## [Task directions]
Filter out everything except lines holding "left".

## [Stored data]
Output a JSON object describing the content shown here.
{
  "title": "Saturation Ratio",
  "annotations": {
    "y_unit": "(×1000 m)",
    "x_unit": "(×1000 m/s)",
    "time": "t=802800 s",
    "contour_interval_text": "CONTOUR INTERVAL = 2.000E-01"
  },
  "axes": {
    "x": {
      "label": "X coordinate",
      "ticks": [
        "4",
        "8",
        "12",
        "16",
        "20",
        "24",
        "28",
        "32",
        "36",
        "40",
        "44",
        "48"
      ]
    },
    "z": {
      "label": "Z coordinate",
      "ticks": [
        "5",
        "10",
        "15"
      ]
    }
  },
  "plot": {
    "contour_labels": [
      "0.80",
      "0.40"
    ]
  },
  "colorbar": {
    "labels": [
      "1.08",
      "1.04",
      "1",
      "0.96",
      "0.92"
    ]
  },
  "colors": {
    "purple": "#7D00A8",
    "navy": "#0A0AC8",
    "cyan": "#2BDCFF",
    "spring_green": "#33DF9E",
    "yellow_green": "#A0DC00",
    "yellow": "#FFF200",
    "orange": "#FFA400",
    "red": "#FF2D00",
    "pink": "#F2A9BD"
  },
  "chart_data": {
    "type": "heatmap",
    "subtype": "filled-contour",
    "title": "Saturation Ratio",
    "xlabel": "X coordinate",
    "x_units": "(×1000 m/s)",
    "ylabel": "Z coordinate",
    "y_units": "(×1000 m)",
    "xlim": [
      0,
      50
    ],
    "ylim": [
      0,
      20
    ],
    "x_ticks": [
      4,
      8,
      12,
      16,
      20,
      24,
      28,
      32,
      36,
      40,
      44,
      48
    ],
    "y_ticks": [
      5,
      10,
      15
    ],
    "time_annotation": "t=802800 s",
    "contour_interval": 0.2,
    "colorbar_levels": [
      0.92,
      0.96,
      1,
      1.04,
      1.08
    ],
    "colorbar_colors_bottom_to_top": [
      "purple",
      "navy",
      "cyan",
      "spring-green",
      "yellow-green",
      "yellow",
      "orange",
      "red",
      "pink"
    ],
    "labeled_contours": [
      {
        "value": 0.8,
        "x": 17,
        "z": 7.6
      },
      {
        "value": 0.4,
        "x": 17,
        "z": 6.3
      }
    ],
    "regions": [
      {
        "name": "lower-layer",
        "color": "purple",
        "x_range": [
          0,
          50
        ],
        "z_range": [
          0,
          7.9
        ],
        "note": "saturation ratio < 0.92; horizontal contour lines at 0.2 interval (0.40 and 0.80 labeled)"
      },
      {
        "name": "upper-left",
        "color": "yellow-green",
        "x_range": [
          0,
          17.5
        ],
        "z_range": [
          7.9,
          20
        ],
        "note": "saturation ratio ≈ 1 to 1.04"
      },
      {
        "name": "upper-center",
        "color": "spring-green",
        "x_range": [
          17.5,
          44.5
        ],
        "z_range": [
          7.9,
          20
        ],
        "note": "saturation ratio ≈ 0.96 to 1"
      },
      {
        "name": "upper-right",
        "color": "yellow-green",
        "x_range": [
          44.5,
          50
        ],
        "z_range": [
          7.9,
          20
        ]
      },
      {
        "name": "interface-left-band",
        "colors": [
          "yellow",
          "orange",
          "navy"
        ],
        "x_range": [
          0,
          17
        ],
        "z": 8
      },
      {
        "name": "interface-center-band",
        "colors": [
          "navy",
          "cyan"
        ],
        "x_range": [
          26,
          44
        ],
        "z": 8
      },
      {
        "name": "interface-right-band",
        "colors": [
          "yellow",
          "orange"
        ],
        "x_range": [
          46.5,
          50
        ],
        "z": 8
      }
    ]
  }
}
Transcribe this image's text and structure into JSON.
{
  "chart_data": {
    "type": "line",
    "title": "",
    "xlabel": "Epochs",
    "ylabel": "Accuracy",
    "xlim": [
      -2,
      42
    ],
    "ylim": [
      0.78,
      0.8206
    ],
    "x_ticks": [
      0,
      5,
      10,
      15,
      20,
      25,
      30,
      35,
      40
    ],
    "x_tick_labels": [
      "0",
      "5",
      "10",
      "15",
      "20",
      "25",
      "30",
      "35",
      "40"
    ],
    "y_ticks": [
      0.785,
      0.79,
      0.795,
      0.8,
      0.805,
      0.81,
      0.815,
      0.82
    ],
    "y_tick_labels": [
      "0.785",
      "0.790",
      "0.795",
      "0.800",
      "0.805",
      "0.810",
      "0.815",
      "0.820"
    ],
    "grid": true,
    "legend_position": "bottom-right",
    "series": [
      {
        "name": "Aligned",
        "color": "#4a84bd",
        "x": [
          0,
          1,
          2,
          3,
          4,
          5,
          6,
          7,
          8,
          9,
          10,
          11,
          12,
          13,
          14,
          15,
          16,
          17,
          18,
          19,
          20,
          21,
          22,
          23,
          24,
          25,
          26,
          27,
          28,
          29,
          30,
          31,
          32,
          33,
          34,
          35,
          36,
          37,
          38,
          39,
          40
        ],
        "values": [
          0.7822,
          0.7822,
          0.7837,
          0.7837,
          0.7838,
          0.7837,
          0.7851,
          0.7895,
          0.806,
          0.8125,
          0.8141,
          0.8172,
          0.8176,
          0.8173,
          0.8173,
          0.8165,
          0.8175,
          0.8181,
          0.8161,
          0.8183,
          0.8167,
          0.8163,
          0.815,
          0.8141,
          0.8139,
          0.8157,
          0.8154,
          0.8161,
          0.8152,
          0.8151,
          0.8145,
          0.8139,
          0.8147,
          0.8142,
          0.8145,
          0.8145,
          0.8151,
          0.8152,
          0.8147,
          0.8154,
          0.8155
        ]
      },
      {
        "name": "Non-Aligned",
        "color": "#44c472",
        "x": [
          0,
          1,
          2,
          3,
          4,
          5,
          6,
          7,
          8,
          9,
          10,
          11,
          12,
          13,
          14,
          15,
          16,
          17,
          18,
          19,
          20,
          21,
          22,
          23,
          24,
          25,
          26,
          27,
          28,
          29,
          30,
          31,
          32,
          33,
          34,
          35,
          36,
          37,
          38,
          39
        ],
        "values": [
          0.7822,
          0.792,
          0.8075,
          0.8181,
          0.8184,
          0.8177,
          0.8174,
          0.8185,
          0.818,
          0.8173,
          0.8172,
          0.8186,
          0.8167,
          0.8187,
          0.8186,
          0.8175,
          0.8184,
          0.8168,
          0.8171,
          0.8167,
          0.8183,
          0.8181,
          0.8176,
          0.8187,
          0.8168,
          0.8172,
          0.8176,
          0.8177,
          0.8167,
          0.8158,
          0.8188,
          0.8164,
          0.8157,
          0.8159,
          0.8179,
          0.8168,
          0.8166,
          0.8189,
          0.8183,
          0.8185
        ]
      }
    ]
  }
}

## [Correct output]
        "name": "upper-left",
        "name": "interface-left-band",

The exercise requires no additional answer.